Data entries
::::::::
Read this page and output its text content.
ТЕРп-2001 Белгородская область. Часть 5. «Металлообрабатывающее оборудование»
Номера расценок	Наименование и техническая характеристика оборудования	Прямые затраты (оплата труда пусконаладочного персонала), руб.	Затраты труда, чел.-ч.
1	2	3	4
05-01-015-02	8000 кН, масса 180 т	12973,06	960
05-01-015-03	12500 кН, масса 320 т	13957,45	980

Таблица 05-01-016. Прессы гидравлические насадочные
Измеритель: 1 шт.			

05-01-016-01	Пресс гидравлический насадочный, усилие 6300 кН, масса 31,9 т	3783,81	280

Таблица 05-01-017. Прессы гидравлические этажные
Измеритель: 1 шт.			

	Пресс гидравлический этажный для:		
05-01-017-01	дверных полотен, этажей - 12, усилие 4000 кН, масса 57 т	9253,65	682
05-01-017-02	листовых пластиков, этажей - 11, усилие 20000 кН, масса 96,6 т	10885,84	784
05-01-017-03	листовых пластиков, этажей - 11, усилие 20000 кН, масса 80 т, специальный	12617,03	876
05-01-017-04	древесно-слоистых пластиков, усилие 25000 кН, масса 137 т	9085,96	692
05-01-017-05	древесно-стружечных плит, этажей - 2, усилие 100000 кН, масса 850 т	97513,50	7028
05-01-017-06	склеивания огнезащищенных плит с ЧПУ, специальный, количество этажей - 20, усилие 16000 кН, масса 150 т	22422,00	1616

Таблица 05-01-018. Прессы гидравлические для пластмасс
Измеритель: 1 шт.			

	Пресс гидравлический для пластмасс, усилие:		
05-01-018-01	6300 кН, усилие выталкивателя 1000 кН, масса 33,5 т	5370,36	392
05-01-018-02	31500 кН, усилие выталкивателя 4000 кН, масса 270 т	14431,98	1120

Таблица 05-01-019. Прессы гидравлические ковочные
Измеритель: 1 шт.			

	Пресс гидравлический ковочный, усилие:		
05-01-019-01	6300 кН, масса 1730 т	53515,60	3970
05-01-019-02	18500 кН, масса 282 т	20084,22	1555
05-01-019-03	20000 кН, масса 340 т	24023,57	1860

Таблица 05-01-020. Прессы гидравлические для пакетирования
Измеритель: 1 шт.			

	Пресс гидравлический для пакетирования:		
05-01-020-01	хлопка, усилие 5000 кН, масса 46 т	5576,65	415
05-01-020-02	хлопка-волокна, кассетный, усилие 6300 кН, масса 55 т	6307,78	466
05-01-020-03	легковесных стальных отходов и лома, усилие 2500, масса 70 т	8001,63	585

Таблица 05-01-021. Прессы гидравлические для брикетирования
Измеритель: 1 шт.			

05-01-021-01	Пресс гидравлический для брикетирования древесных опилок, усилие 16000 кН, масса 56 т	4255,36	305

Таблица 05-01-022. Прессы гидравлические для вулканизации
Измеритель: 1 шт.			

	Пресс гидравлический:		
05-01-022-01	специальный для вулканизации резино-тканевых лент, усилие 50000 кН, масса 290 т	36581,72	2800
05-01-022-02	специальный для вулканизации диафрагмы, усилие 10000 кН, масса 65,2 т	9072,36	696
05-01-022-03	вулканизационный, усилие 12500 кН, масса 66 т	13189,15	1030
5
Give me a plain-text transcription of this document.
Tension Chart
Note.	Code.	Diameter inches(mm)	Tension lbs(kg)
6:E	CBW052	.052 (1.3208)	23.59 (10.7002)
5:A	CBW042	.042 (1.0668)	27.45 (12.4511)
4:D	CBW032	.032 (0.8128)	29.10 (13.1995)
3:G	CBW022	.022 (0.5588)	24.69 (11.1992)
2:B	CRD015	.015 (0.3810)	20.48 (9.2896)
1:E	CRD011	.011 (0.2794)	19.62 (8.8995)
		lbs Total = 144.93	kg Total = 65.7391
::::::::
=== WHAT IS NEEDED ===
Find "выталкивателя". Copy every line it occurs in.

=== EXPECTED ANSWER ===
05-01-018-01	6300 кН, усилие выталкивателя 1000 кН, масса 33,5 т	5370,36	392
05-01-018-02	31500 кН, усилие выталкивателя 4000 кН, масса 270 т	14431,98	1120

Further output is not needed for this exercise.